## START
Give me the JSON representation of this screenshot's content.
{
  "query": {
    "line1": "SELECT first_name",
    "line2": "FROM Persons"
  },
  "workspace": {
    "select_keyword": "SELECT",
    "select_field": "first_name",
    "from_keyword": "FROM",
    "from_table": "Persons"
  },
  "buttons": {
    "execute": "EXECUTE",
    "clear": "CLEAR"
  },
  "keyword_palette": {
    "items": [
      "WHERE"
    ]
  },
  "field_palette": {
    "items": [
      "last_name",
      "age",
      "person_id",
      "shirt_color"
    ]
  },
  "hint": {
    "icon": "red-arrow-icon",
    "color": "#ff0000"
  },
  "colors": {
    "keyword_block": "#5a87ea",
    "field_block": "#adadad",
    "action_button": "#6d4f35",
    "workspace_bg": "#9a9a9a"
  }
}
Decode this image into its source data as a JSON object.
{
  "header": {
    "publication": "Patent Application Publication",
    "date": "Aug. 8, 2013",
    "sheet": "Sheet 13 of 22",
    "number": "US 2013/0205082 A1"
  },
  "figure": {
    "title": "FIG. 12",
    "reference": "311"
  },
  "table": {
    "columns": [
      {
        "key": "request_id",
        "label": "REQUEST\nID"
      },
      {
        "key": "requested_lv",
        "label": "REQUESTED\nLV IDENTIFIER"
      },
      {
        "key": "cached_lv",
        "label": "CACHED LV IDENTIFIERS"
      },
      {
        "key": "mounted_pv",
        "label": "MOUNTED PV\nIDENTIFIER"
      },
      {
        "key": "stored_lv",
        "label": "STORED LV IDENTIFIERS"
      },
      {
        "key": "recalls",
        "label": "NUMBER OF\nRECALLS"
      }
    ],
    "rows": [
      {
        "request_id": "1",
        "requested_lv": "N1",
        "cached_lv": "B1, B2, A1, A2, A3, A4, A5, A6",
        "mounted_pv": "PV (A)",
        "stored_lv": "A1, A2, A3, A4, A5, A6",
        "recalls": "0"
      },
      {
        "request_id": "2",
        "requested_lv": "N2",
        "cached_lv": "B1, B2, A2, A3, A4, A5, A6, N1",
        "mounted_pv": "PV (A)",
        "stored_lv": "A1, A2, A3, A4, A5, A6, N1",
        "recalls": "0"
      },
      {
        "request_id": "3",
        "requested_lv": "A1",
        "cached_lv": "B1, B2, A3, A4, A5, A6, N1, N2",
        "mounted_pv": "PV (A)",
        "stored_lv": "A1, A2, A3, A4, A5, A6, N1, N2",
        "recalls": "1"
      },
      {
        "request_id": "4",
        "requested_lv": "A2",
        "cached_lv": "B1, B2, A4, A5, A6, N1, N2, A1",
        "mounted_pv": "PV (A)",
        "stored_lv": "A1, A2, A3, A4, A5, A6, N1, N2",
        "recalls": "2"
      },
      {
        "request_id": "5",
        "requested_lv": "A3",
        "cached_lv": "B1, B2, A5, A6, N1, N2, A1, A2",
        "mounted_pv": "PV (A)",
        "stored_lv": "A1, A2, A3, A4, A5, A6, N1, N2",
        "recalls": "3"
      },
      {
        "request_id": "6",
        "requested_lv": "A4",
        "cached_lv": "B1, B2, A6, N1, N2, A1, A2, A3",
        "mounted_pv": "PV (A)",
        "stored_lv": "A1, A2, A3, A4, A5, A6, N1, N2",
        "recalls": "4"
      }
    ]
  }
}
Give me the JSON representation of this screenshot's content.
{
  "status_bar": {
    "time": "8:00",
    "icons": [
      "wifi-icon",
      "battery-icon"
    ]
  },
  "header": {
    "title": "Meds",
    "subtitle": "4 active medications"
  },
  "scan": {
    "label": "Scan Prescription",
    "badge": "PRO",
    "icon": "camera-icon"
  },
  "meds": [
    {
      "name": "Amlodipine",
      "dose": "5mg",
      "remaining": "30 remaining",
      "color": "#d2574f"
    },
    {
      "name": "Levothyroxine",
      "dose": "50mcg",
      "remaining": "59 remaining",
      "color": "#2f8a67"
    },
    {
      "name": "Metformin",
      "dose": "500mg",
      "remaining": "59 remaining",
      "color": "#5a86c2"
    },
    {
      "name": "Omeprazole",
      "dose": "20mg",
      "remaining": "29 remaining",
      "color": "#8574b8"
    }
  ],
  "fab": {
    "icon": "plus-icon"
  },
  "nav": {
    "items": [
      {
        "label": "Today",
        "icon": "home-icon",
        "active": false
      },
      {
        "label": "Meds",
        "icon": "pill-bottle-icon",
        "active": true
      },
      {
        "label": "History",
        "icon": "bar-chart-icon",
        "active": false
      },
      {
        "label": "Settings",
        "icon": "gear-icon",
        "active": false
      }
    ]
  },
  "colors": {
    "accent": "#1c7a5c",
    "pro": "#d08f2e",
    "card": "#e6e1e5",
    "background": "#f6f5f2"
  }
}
## END
**What the exercise asks:**
All of the material must be reproduced exactly.

**Problem solution:**
Give me the JSON representation of this screenshot's content.
{
  "query": {
    "line1": "SELECT first_name",
    "line2": "FROM Persons"
  },
  "workspace": {
    "select_keyword": "SELECT",
    "select_field": "first_name",
    "from_keyword": "FROM",
    "from_table": "Persons"
  },
  "buttons": {
    "execute": "EXECUTE",
    "clear": "CLEAR"
  },
  "keyword_palette": {
    "items": [
      "WHERE"
    ]
  },
  "field_palette": {
    "items": [
      "last_name",
      "age",
      "person_id",
      "shirt_color"
    ]
  },
  "hint": {
    "icon": "red-arrow-icon",
    "color": "#ff0000"
  },
  "colors": {
    "keyword_block": "#5a87ea",
    "field_block": "#adadad",
    "action_button": "#6d4f35",
    "workspace_bg": "#9a9a9a"
  }
}
Decode this image into its source data as a JSON object.
{
  "header": {
    "publication": "Patent Application Publication",
    "date": "Aug. 8, 2013",
    "sheet": "Sheet 13 of 22",
    "number": "US 2013/0205082 A1"
  },
  "figure": {
    "title": "FIG. 12",
    "reference": "311"
  },
  "table": {
    "columns": [
      {
        "key": "request_id",
        "label": "REQUEST\nID"
      },
      {
        "key": "requested_lv",
        "label": "REQUESTED\nLV IDENTIFIER"
      },
      {
        "key": "cached_lv",
        "label": "CACHED LV IDENTIFIERS"
      },
      {
        "key": "mounted_pv",
        "label": "MOUNTED PV\nIDENTIFIER"
      },
      {
        "key": "stored_lv",
        "label": "STORED LV IDENTIFIERS"
      },
      {
        "key": "recalls",
        "label": "NUMBER OF\nRECALLS"
      }
    ],
    "rows": [
      {
        "request_id": "1",
        "requested_lv": "N1",
        "cached_lv": "B1, B2, A1, A2, A3, A4, A5, A6",
        "mounted_pv": "PV (A)",
        "stored_lv": "A1, A2, A3, A4, A5, A6",
        "recalls": "0"
      },
      {
        "request_id": "2",
        "requested_lv": "N2",
        "cached_lv": "B1, B2, A2, A3, A4, A5, A6, N1",
        "mounted_pv": "PV (A)",
        "stored_lv": "A1, A2, A3, A4, A5, A6, N1",
        "recalls": "0"
      },
      {
        "request_id": "3",
        "requested_lv": "A1",
        "cached_lv": "B1, B2, A3, A4, A5, A6, N1, N2",
        "mounted_pv": "PV (A)",
        "stored_lv": "A1, A2, A3, A4, A5, A6, N1, N2",
        "recalls": "1"
      },
      {
        "request_id": "4",
        "requested_lv": "A2",
        "cached_lv": "B1, B2, A4, A5, A6, N1, N2, A1",
        "mounted_pv": "PV (A)",
        "stored_lv": "A1, A2, A3, A4, A5, A6, N1, N2",
        "recalls": "2"
      },
      {
        "request_id": "5",
        "requested_lv": "A3",
        "cached_lv": "B1, B2, A5, A6, N1, N2, A1, A2",
        "mounted_pv": "PV (A)",
        "stored_lv": "A1, A2, A3, A4, A5, A6, N1, N2",
        "recalls": "3"
      },
      {
        "request_id": "6",
        "requested_lv": "A4",
        "cached_lv": "B1, B2, A6, N1, N2, A1, A2, A3",
        "mounted_pv": "PV (A)",
        "stored_lv": "A1, A2, A3, A4, A5, A6, N1, N2",
        "recalls": "4"
      }
    ]
  }
}
Give me the JSON representation of this screenshot's content.
{
  "status_bar": {
    "time": "8:00",
    "icons": [
      "wifi-icon",
      "battery-icon"
    ]
  },
  "header": {
    "title": "Meds",
    "subtitle": "4 active medications"
  },
  "scan": {
    "label": "Scan Prescription",
    "badge": "PRO",
    "icon": "camera-icon"
  },
  "meds": [
    {
      "name": "Amlodipine",
      "dose": "5mg",
      "remaining": "30 remaining",
      "color": "#d2574f"
    },
    {
      "name": "Levothyroxine",
      "dose": "50mcg",
      "remaining": "59 remaining",
      "color": "#2f8a67"
    },
    {
      "name": "Metformin",
      "dose": "500mg",
      "remaining": "59 remaining",
      "color": "#5a86c2"
    },
    {
      "name": "Omeprazole",
      "dose": "20mg",
      "remaining": "29 remaining",
      "color": "#8574b8"
    }
  ],
  "fab": {
    "icon": "plus-icon"
  },
  "nav": {
    "items": [
      {
        "label": "Today",
        "icon": "home-icon",
        "active": false
      },
      {
        "label": "Meds",
        "icon": "pill-bottle-icon",
        "active": true
      },
      {
        "label": "History",
        "icon": "bar-chart-icon",
        "active": false
      },
      {
        "label": "Settings",
        "icon": "gear-icon",
        "active": false
      }
    ]
  },
  "colors": {
    "accent": "#1c7a5c",
    "pro": "#d08f2e",
    "card": "#e6e1e5",
    "background": "#f6f5f2"
  }
}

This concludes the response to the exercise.